§ **What is required**
Copy out every line of the records where the string "additional" occurs.

§ **Input for this task**
◆ ◆ ◆ ◆
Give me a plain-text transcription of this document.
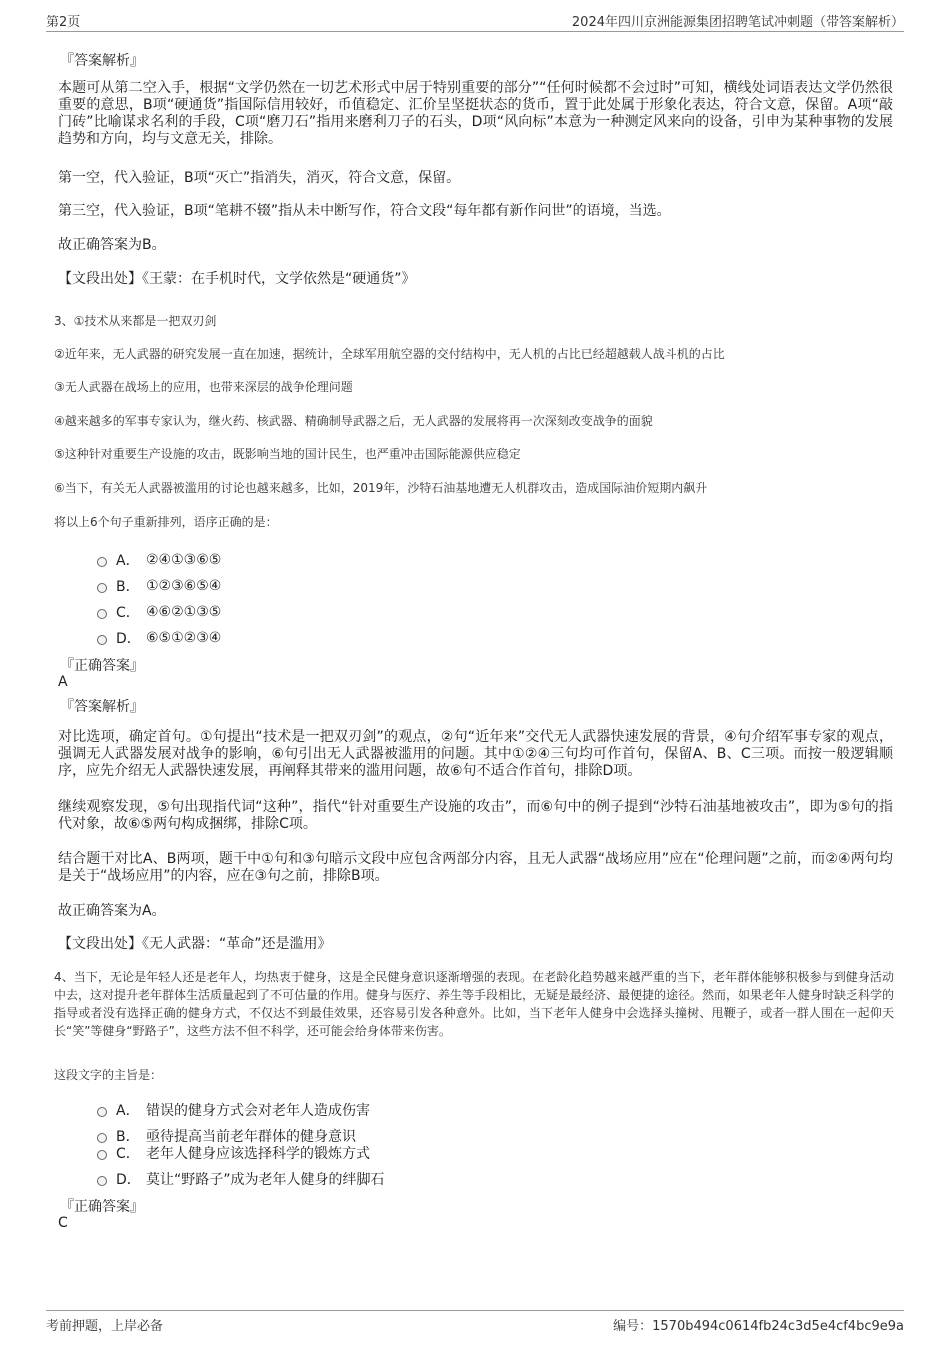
第2页	2024年四川京洲能源集团招聘笔试冲刺题（带答案解析）
『答案解析』
本题可从第二空入手，根据“文学仍然在一切艺术形式中居于特别重要的部分”“任何时候都不会过时”可知，横线处词语表达文学仍然很重要的意思，B项“硬通货”指国际信用较好，币值稳定、汇价呈坚挺状态的货币，置于此处属于形象化表达，符合文意，保留。A项“敲门砖”比喻谋求名利的手段，C项“磨刀石”指用来磨利刀子的石头，D项“风向标”本意为一种测定风来向的设备，引申为某种事物的发展趋势和方向，均与文意无关，排除。
第一空，代入验证，B项“灭亡”指消失，消灭，符合文意，保留。
第三空，代入验证，B项“笔耕不辍”指从未中断写作，符合文段“每年都有新作问世”的语境，当选。
故正确答案为B。
【文段出处】《王蒙：在手机时代，文学依然是“硬通货”》
3、①技术从来都是一把双刃剑
②近年来，无人武器的研究发展一直在加速，据统计，全球军用航空器的交付结构中，无人机的占比已经超越载人战斗机的占比
③无人武器在战场上的应用，也带来深层的战争伦理问题
④越来越多的军事专家认为，继火药、核武器、精确制导武器之后，无人武器的发展将再一次深刻改变战争的面貌
⑤这种针对重要生产设施的攻击，既影响当地的国计民生，也严重冲击国际能源供应稳定
⑥当下，有关无人武器被滥用的讨论也越来越多，比如，2019年，沙特石油基地遭无人机群攻击，造成国际油价短期内飙升
将以上6个句子重新排列，语序正确的是：
A． ②④①③⑥⑤
B． ①②③⑥⑤④
C． ④⑥②①③⑤
D． ⑥⑤①②③④
『正确答案』
A
『答案解析』
对比选项，确定首句。①句提出“技术是一把双刃剑”的观点，②句“近年来”交代无人武器快速发展的背景，④句介绍军事专家的观点，强调无人武器发展对战争的影响，⑥句引出无人武器被滥用的问题。其中①②④三句均可作首句，保留A、B、C三项。而按一般逻辑顺序，应先介绍无人武器快速发展，再阐释其带来的滥用问题，故⑥句不适合作首句，排除D项。
继续观察发现，⑤句出现指代词“这种”，指代“针对重要生产设施的攻击”，而⑥句中的例子提到“沙特石油基地被攻击”，即为⑤句的指代对象，故⑥⑤两句构成捆绑，排除C项。
结合题干对比A、B两项，题干中①句和③句暗示文段中应包含两部分内容，且无人武器“战场应用”应在“伦理问题”之前，而②④两句均是关于“战场应用”的内容，应在③句之前，排除B项。
故正确答案为A。
【文段出处】《无人武器：“革命”还是滥用》
4、当下，无论是年轻人还是老年人，均热衷于健身，这是全民健身意识逐渐增强的表现。在老龄化趋势越来越严重的当下，老年群体能够积极参与到健身活动中去，这对提升老年群体生活质量起到了不可估量的作用。健身与医疗、养生等手段相比，无疑是最经济、最便捷的途径。然而，如果老年人健身时缺乏科学的指导或者没有选择正确的健身方式，不仅达不到最佳效果，还容易引发各种意外。比如，当下老年人健身中会选择头撞树、甩鞭子，或者一群人围在一起仰天长“笑”等健身“野路子”，这些方法不但不科学，还可能会给身体带来伤害。
这段文字的主旨是：
A． 错误的健身方式会对老年人造成伤害
B． 亟待提高当前老年群体的健身意识
C． 老年人健身应该选择科学的锻炼方式
D． 莫让“野路子”成为老年人健身的绊脚石
『正确答案』
C
考前押题，上岸必备	编号：1570b494c0614fb24c3d5e4cf4bc9e9a
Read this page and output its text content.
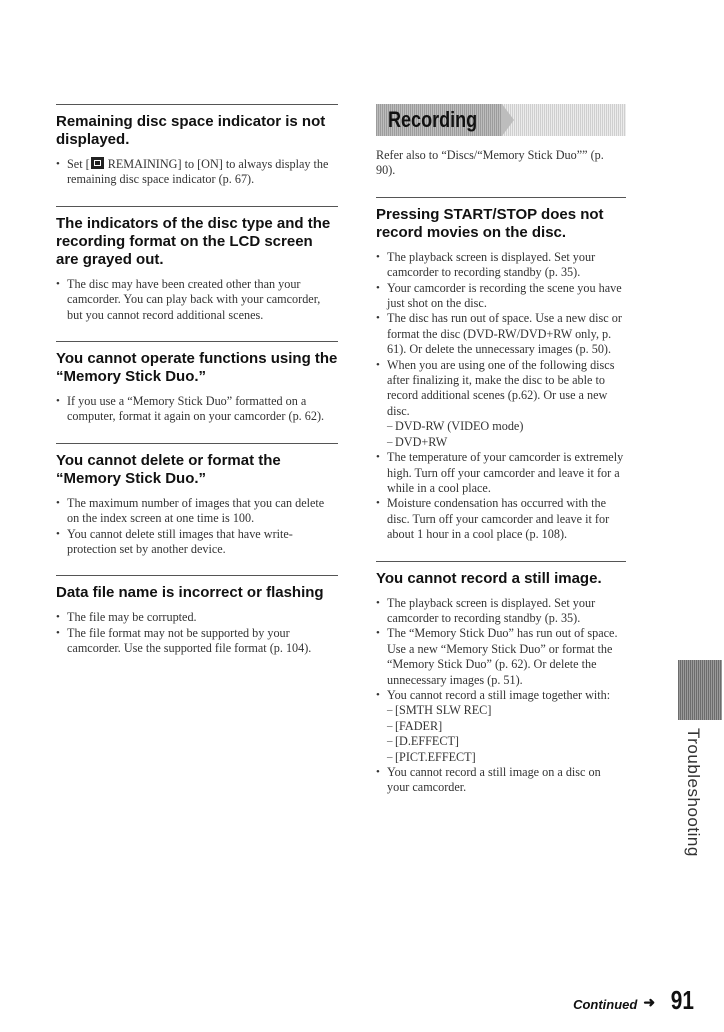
Remaining disc space indicator is not displayed.
• Set [ REMAINING] to [ON] to always display the remaining disc space indicator (p. 67).
The indicators of the disc type and the recording format on the LCD screen are grayed out.
• The disc may have been created other than your camcorder. You can play back with your camcorder, but you cannot record additional scenes.
You cannot operate functions using the “Memory Stick Duo.”
• If you use a “Memory Stick Duo” formatted on a computer, format it again on your camcorder (p. 62).
You cannot delete or format the “Memory Stick Duo.”
• The maximum number of images that you can delete on the index screen at one time is 100.
• You cannot delete still images that have write-protection set by another device.
Data file name is incorrect or flashing
• The file may be corrupted.
• The file format may not be supported by your camcorder. Use the supported file format (p. 104).
Recording

Refer also to “Discs/“Memory Stick Duo”” (p. 90).

Pressing START/STOP does not record movies on the disc.
• The playback screen is displayed. Set your camcorder to recording standby (p. 35).
• Your camcorder is recording the scene you have just shot on the disc.
• The disc has run out of space. Use a new disc or format the disc (DVD-RW/DVD+RW only, p. 61). Or delete the unnecessary images (p. 50).
• When you are using one of the following discs after finalizing it, make the disc to be able to record additional scenes (p.62). Or use a new disc.
– DVD-RW (VIDEO mode)
– DVD+RW
• The temperature of your camcorder is extremely high. Turn off your camcorder and leave it for a while in a cool place.
• Moisture condensation has occurred with the disc. Turn off your camcorder and leave it for about 1 hour in a cool place (p. 108).
You cannot record a still image.
• The playback screen is displayed. Set your camcorder to recording standby (p. 35).
• The “Memory Stick Duo” has run out of space. Use a new “Memory Stick Duo” or format the “Memory Stick Duo” (p. 62). Or delete the unnecessary images (p. 51).
• You cannot record a still image together with:
– [SMTH SLW REC]
– [FADER]
– [D.EFFECT]
– [PICT.EFFECT]
• You cannot record a still image on a disc on your camcorder.	Troubleshooting
Continued ➜ 91
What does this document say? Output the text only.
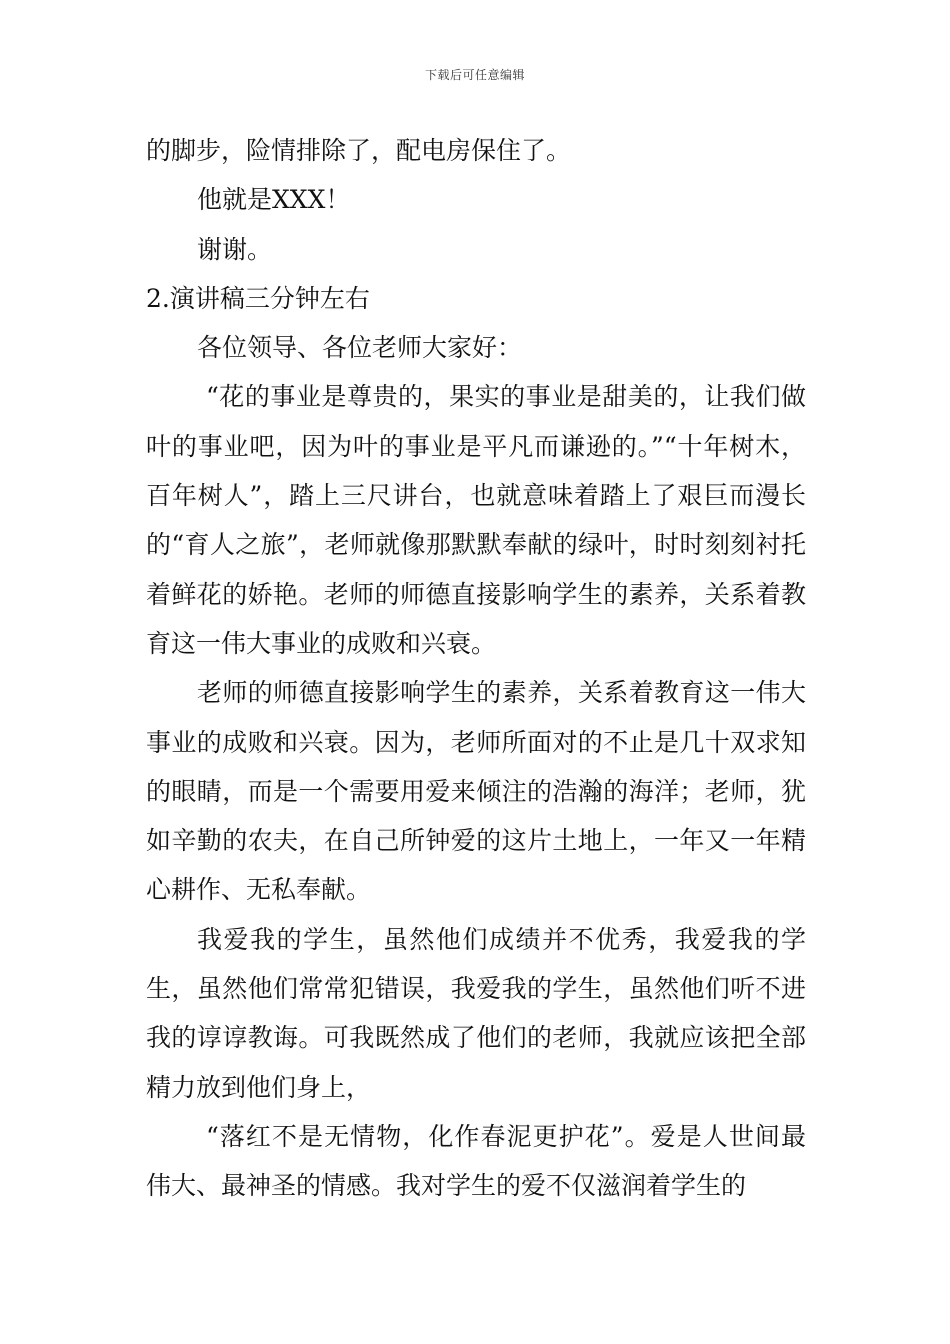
下载后可任意编辑

的脚步，险情排除了，配电房保住了。

他就是XXX！

谢谢。

2.演讲稿三分钟左右

各位领导、各位老师大家好：

“花的事业是尊贵的，果实的事业是甜美的，让我们做叶的事业吧，因为叶的事业是平凡而谦逊的。”“十年树木，百年树人”，踏上三尺讲台，也就意味着踏上了艰巨而漫长的“育人之旅”，老师就像那默默奉献的绿叶，时时刻刻衬托着鲜花的娇艳。老师的师德直接影响学生的素养，关系着教育这一伟大事业的成败和兴衰。

老师的师德直接影响学生的素养，关系着教育这一伟大事业的成败和兴衰。因为，老师所面对的不止是几十双求知的眼睛，而是一个需要用爱来倾注的浩瀚的海洋；老师，犹如辛勤的农夫，在自己所钟爱的这片土地上，一年又一年精心耕作、无私奉献。

我爱我的学生，虽然他们成绩并不优秀，我爱我的学生，虽然他们常常犯错误，我爱我的学生，虽然他们听不进我的谆谆教诲。可我既然成了他们的老师，我就应该把全部精力放到他们身上，

“落红不是无情物，化作春泥更护花”。爱是人世间最伟大、最神圣的情感。我对学生的爱不仅滋润着学生的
◆ ◆ ◆ ◆
§ **Finished exercise**
• The disc may have been created other than your camcorder. You can play back with your camcorder, but you cannot record additional scenes.
• When you are using one of the following discs after finalizing it, make the disc to be able to record additional scenes (p.62). Or use a new disc.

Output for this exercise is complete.